Your objective → Go over the entries below line by line, copying each one that contains the word "page".
++++++
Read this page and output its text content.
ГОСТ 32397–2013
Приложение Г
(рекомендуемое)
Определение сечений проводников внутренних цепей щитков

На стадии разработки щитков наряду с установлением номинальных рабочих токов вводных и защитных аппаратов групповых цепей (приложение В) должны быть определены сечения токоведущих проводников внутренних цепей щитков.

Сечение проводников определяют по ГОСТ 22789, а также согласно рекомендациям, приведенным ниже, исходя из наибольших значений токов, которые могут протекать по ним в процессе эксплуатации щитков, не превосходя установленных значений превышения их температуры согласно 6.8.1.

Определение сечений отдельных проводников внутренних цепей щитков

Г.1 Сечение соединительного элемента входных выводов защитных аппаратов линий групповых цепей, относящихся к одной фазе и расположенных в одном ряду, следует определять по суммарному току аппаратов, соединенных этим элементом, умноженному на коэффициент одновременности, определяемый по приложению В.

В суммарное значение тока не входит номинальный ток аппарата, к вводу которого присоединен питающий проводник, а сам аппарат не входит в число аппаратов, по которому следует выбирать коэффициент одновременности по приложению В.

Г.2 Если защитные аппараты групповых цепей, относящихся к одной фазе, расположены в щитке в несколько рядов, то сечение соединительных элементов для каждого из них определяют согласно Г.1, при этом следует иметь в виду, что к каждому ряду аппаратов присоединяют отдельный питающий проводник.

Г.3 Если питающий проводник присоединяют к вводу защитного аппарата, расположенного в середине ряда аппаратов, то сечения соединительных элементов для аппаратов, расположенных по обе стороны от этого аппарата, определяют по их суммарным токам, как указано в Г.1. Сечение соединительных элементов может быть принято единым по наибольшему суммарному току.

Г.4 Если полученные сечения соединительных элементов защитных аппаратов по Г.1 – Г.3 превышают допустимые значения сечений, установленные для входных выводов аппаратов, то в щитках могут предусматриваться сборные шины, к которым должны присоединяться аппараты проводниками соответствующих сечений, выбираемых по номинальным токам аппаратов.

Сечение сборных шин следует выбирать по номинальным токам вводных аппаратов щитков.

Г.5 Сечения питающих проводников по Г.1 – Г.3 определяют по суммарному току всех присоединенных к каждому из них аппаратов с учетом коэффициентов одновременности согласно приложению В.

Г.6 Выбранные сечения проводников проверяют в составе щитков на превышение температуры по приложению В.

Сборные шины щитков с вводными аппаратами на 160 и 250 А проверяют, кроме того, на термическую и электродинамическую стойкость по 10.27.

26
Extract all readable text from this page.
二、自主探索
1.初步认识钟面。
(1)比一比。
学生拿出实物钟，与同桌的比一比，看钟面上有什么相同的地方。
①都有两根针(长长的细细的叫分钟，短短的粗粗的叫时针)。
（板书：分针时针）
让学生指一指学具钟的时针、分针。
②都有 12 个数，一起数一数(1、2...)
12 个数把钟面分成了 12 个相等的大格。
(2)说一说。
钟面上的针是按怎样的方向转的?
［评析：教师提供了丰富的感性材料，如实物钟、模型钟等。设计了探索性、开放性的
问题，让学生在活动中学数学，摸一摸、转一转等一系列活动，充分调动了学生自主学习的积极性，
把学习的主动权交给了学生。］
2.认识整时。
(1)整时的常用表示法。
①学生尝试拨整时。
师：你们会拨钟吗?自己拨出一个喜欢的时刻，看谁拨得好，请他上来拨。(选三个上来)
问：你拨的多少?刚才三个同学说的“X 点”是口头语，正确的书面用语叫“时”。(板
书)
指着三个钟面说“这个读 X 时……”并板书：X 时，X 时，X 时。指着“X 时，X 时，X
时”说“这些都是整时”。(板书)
++++++
Exercise answer →
Read this page and output its text content.
Extract all readable text from this page.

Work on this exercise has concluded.